Across the listing below, how many lines hold "为解决这些问题"? Reply with the number by itself.

[Dataset entries]
* Begin *

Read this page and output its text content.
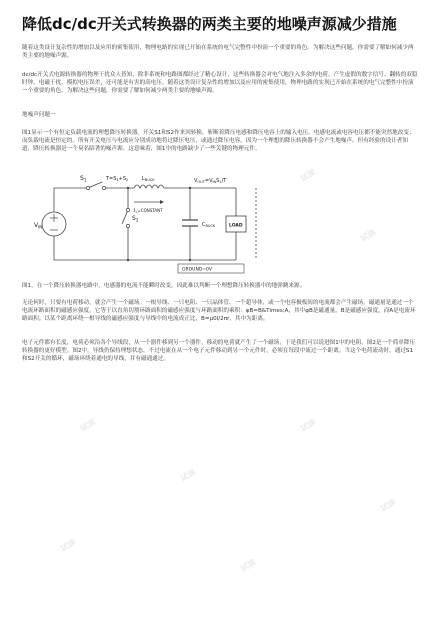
降低dc/dc开关式转换器的两类主要的地噪声源减少措施

随着这类设计复杂性的增加以及应用的密集使用，物理电路的实现已开始在系统的电气完整性中扮演一个重要的角色。为解决这些问题，你需要了解如何减少两类主要的地噪声源。

dc/dc开关式电源转换器的物理干扰众人皆知，除非系统和电路图都经过了精心设计，这些转换器会对电气地注入多余的电荷，产生虚假的数字信号、翻转的双稳时钟、电磁干扰、模拟电压误差，还可能是有害的高电压。随着这类设计复杂性的增加以及应用的密集使用，物理电路的实现已开始在系统的电气完整性中扮演一个重要的角色。为解决这些问题，你需要了解如何减少两类主要的地噪声源。

地噪声问题一

图1显示一个有恒定负载电流的理想降压转换器。开关S1和S2作来回转换，斩断着降压电感和降压电容上的输入电压。电感电流或电容电压都不能突然地改变；而负载电流是恒定的。所有开关电压与电流应分别成功地将过降压电压，或通过降压电容，因为一个理想的降压转换器不会产生地噪声。但有经验的设计者知道，降压转换器是一个臭名昭著的噪声源。这意味着，图1中的电路缺少了一些关键的物理元件。

$V_{IN}$
$S_1$
$S_2$
$T=S_1+S_2$	$L_{BUCK}$
$I_L^{=CONSTANT}$
$V_{OUT}=V_{IN}S_1/T$
$C_{BUCK}$	LOAD
GROUND=0V

图1，在一个降压转换器电路中，电感器的电流不能瞬时改变，因此难以判断一个理想降压转换器中的地弹跳来源。

无论何时，只要有电荷移动，就会产生一个磁场。一根导线、一只电阻、一只晶体管、一个超导体，或一个电容极板间的电流都会产生磁场。磁通量是通过一个电流环路面积的磁感应强度，它等于以直角切割环路面积的磁感应强度与环路面积的乘积：φB=B&Times;A，其中φB是磁通量，B是磁感应强度，而A是电流环路面积。以某个距离环绕一根导线的磁感应强度与导线中的电流成正比，B=μ0I/2πr，其中为距离。

电子元件都有长度，电荷必须沿各个导线段，从一个器件移到另一个器件。移动的电荷就产生了一个磁场，于是我们可以说进图1中的电阻。图2是一个简单降压转换器的更好模型。图2中，导线仍保持理想状态，不过电流在从一个电子元件移动到另一个元件时，必须在每段中流过一个距离。当这个电荷流动时，通过S1和S2开关的循环，磁场环绕着通电的导线，并有磁通通过。

试读
试读
试读
试读
试读
试读
试读
试读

* End *

* _Answer_
2